# Black Rapid Strap with Quick Release Buckle??



## Phenix205 (Jun 20, 2012)

One of the major complaints about the fantastic BR strap is that you need to unscrew the FastenR3 in order to attached the plate to the camera body. Since the plate from both RRS and Kirk comes with a strap slot, why can’t we attach the BR strap to the plate via a short quick release buckle (similar to those used in UPStrap but much shorter)? One end is attached to the camera plate and the other to the strap. Actually, the core design concept of BR strap is to use only one attaching point to the camera so that you can pull up your gear quickly. Why does the strap have to be attached to the tripod socket, not to one of the two eyelets which are already securely attached to the camera? Did I miss something important? 

BR is an innovative design, but other followers including Sun Sniper, Carry Speed, C-loop, Luma Loop, etc., just copied the tripod socket attachment concept. 

Any thoughts?


----------



## neuroanatomist (Jun 20, 2012)

I used a little Loctite Blue 242 to semi-permanently attach the FastenR-3 to a Kirk QRC-1 1" clamp, and now I have a quick-release solution for the BR strap that works with any Arca-Swiss type camera plate, L-bracket, or lens plate (shown connected to a Wimberley P-5 camera plate).


----------



## Phenix205 (Jun 20, 2012)

Thanks, neuro. That's a smart solution. Do you always have a plate attached to your camera body? 

I actually added a short narrow strap between the D-ring and the left eyelet for better security. This way even the Fasten got unscrewed for whatever reason, the camera is still attached to the strap. The short strap is never in the way of shooting. That was when I thought why not just do away with the Fasten altogether.


----------



## neuroanatomist (Jun 20, 2012)

Phenix205 said:


> Thanks, neuro. That's a smart solution. Do you always have a plate attached to your camera body?



Yes, plates on bodies (will be an L-bracket on the 1D X), and on tripod collars.


----------



## wickidwombat (Jun 20, 2012)

i didnt like that idea whichwas suggested by really right stuff
I used a dremel and modified my L brackets then used a BR TR1 fastener to fix the L bracket to the camera
I never remove the L brackets now and only ever have to unclip the carabina and can drop the Lbracket straight onto and arco mount

then since I had the dremel out i mad a few more mods so the L-bracket can slide into and lock into a capture, which I have attached to a think tank belt stops it swinging around and keeps it secured at your waist

http://peakdesignltd.com/blog/2012/04/26/l-bracket-compatibility-for-capture


----------

Annotated element entries

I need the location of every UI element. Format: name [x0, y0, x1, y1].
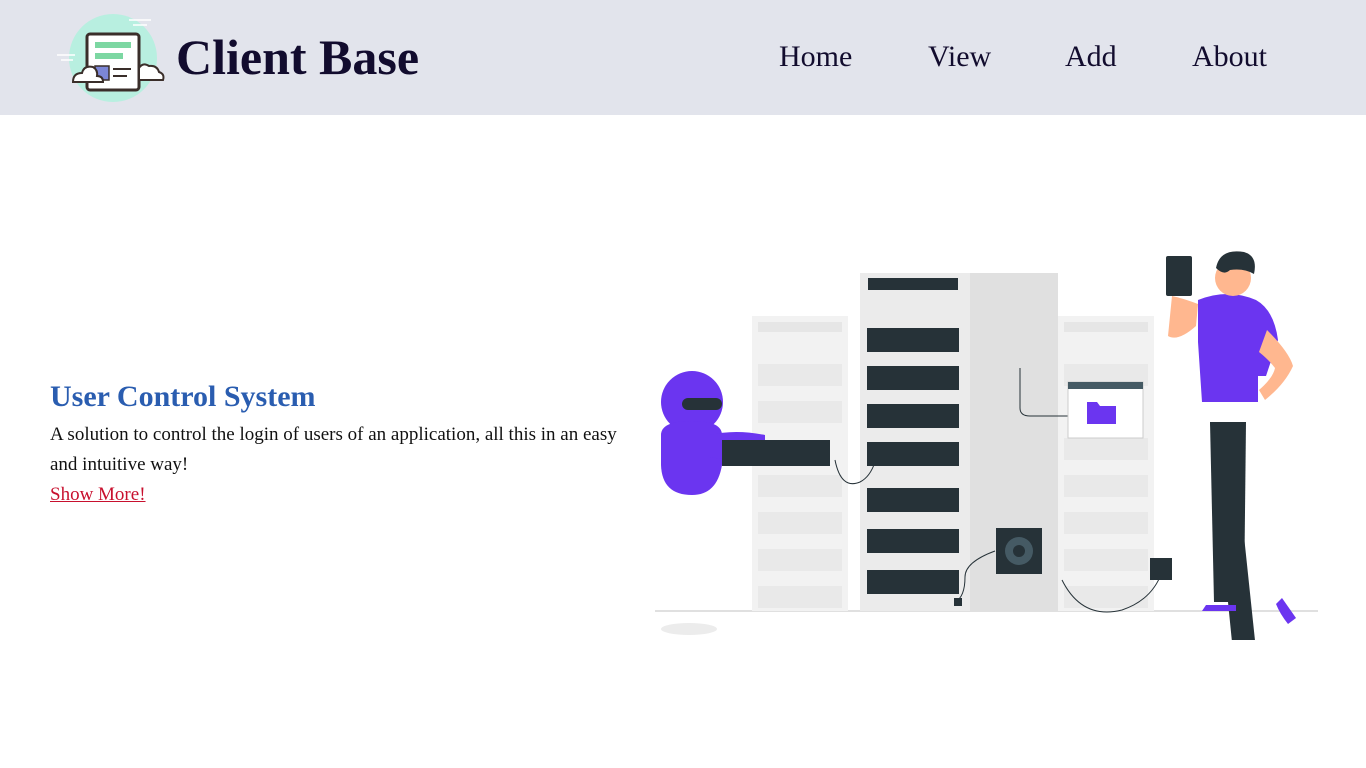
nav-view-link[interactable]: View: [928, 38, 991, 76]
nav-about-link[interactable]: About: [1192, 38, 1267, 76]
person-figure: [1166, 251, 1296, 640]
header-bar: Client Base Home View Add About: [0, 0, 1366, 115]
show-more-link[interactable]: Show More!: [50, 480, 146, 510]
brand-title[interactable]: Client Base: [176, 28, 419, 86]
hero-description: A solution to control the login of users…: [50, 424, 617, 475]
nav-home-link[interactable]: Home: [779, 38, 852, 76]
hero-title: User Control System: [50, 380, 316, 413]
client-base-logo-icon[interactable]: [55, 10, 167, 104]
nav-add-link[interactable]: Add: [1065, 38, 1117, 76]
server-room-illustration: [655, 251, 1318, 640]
--
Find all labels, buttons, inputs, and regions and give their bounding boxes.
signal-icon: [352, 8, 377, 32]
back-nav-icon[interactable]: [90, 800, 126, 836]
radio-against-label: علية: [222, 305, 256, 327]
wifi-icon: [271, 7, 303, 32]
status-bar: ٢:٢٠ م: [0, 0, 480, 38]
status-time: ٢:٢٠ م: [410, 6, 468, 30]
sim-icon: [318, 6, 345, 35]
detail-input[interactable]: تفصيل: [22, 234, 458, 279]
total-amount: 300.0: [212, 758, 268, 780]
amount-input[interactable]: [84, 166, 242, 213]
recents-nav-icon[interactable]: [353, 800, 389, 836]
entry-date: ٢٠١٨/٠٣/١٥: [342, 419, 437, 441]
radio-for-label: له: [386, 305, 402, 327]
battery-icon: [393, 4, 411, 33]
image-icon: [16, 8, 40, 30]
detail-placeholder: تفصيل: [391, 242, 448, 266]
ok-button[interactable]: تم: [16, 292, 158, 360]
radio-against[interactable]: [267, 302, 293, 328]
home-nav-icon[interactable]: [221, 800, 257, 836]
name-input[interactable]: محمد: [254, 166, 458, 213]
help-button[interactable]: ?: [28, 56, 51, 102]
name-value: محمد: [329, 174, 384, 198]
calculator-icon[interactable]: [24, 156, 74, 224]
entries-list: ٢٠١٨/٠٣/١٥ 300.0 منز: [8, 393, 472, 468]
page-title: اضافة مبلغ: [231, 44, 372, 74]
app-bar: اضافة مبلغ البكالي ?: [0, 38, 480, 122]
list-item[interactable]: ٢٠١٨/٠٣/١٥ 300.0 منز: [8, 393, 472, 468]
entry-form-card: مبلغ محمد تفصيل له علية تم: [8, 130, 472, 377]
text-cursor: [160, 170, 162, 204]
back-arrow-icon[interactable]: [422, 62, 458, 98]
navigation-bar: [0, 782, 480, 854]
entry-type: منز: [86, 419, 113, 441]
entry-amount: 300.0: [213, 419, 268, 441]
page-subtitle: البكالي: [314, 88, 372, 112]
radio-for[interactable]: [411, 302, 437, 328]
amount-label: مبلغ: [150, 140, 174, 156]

= Exercise goal =
From the Black Rapid strap thread, list every strap brand named as a follower that copied the tripod socket attachment concept.

= Output of the exercise =
Sun Sniper, Carry Speed, C-loop, Luma Loop